Return all lines below containing the word "JSON".

====== Input rows ======

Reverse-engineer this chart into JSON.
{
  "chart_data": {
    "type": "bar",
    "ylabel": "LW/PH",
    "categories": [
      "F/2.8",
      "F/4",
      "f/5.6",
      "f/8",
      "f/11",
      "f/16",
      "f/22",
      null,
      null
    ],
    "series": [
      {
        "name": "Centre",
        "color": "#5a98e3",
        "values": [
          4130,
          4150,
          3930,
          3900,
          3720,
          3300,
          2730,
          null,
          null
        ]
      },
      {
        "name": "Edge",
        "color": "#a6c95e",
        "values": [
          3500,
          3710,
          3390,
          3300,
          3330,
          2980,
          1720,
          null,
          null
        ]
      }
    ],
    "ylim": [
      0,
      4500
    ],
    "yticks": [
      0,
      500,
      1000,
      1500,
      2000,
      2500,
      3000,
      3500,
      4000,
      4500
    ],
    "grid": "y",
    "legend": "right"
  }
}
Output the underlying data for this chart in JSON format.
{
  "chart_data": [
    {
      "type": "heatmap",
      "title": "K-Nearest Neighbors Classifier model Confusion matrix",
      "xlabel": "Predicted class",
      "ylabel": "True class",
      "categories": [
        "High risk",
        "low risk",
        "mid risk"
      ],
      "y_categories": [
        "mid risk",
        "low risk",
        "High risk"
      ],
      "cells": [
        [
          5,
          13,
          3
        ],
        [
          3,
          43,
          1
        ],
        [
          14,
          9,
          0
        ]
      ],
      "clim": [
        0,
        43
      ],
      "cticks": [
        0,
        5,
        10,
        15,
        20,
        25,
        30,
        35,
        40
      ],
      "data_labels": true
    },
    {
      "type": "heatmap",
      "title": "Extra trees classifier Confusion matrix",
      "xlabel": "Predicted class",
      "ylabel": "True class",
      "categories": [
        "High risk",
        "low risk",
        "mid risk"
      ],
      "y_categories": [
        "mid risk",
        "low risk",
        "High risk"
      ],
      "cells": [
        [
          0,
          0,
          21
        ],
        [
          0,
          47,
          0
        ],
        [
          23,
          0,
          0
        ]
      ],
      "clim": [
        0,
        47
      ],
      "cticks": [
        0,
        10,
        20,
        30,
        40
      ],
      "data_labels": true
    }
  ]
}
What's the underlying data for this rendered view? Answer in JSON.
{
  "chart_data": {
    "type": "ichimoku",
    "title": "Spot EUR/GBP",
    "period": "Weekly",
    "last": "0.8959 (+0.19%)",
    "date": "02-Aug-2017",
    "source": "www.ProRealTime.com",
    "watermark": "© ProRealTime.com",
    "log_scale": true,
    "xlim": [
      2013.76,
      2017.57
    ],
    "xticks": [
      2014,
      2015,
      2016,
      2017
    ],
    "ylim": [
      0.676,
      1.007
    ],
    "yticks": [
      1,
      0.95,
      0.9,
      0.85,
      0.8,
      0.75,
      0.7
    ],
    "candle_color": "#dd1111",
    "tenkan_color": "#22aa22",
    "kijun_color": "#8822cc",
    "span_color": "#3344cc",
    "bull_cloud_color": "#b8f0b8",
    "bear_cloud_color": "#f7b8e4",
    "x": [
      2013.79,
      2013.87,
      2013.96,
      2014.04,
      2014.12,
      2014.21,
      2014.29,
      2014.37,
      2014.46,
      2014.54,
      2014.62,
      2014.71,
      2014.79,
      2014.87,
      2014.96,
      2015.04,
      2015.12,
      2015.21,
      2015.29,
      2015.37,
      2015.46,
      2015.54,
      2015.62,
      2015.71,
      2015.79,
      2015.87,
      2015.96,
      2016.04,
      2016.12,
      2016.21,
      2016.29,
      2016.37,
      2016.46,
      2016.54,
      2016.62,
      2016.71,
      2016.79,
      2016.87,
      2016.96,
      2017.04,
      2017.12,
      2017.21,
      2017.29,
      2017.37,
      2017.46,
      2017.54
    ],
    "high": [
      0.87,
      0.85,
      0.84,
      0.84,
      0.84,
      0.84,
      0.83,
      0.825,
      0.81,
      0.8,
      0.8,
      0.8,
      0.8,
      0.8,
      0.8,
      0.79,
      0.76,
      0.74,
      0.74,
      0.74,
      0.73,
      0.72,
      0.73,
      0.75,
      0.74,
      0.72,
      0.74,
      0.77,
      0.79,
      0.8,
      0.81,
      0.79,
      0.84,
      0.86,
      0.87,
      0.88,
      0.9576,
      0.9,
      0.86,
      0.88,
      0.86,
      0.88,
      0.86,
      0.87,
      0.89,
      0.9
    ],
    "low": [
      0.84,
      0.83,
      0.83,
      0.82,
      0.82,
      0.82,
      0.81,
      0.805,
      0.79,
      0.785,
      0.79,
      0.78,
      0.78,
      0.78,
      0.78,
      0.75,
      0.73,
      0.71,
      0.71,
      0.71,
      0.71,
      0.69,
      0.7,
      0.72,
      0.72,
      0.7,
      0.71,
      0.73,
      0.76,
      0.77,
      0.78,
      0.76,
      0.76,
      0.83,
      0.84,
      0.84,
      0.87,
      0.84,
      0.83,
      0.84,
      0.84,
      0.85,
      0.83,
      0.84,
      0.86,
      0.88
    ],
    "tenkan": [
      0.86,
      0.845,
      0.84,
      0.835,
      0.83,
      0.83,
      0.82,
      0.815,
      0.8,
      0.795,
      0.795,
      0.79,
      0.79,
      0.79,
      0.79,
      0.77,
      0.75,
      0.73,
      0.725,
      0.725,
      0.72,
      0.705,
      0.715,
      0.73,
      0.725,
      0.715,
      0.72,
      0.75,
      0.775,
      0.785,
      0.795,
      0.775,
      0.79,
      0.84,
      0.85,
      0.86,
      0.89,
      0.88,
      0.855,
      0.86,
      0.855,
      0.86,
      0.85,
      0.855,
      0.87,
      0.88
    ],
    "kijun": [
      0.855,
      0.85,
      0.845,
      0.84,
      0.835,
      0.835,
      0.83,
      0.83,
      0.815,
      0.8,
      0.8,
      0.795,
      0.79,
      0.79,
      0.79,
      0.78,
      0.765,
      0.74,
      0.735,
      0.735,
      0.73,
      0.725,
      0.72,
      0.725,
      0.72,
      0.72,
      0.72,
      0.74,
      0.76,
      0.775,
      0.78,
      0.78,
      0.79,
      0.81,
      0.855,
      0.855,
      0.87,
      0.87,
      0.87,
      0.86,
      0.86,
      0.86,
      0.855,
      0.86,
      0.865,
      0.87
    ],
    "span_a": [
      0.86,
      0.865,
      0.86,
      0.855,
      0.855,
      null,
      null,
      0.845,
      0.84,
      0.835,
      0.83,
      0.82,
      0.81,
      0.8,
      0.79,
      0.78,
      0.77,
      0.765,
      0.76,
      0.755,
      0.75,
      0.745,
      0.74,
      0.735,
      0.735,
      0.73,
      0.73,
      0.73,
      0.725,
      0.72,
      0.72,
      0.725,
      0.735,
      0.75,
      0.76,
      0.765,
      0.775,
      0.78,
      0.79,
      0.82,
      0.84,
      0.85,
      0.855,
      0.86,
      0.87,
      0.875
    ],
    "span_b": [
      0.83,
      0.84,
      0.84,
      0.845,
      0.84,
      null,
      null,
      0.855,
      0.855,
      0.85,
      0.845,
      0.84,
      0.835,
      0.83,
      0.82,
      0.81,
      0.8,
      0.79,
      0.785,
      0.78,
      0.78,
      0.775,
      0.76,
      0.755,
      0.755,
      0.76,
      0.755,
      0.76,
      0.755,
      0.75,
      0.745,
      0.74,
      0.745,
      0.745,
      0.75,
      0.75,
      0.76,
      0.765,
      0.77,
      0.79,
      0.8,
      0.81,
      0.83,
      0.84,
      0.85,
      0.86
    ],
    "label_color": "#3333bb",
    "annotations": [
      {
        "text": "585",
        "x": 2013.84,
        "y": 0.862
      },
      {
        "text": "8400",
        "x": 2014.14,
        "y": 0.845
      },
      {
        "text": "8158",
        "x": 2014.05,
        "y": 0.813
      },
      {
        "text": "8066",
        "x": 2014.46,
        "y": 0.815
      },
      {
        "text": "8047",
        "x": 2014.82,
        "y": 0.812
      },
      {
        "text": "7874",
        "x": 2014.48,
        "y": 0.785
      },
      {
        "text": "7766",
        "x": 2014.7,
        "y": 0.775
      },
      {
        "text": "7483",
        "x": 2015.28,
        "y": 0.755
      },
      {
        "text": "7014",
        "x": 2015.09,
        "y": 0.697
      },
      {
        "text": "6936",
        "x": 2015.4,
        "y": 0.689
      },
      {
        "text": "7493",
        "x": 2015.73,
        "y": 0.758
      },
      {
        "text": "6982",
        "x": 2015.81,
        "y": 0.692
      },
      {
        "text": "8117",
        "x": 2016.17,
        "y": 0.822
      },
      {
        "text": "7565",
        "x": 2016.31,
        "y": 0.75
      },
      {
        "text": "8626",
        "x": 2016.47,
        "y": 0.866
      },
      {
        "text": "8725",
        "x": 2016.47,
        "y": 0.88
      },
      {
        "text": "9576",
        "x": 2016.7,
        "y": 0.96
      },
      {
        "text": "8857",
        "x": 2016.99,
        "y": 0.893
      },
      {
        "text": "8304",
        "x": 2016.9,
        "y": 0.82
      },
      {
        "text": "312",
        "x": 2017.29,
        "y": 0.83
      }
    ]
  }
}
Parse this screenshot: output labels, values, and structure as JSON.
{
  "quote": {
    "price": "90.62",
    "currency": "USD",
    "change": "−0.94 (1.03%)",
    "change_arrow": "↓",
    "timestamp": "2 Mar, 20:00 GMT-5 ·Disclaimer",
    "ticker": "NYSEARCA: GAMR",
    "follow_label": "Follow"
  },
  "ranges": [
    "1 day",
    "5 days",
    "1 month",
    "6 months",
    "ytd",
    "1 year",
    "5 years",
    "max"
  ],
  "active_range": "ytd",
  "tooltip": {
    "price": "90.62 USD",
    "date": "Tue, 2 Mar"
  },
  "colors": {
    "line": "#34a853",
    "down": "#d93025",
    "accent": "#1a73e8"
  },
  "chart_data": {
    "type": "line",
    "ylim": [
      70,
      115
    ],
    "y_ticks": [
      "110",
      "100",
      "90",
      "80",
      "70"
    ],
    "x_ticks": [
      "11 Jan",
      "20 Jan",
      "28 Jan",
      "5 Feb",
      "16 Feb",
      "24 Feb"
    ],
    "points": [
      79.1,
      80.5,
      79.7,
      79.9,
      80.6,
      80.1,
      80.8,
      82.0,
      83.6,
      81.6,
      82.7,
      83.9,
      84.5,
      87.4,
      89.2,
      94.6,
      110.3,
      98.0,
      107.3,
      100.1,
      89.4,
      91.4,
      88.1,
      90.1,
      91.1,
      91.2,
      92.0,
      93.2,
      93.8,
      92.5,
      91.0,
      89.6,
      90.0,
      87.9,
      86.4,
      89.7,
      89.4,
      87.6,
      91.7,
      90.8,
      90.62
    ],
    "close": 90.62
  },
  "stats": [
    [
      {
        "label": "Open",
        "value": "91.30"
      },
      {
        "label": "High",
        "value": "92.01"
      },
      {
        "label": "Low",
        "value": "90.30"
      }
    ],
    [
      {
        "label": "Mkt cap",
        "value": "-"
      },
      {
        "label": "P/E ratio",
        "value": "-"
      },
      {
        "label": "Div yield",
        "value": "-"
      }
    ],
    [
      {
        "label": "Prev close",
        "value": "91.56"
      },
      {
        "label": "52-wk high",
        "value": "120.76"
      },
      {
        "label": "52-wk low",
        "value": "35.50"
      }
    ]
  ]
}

======

■ Final result
Reverse-engineer this chart into JSON.
Output the underlying data for this chart in JSON format.
What's the underlying data for this rendered view? Answer in JSON.
Parse this screenshot: output labels, values, and structure as JSON.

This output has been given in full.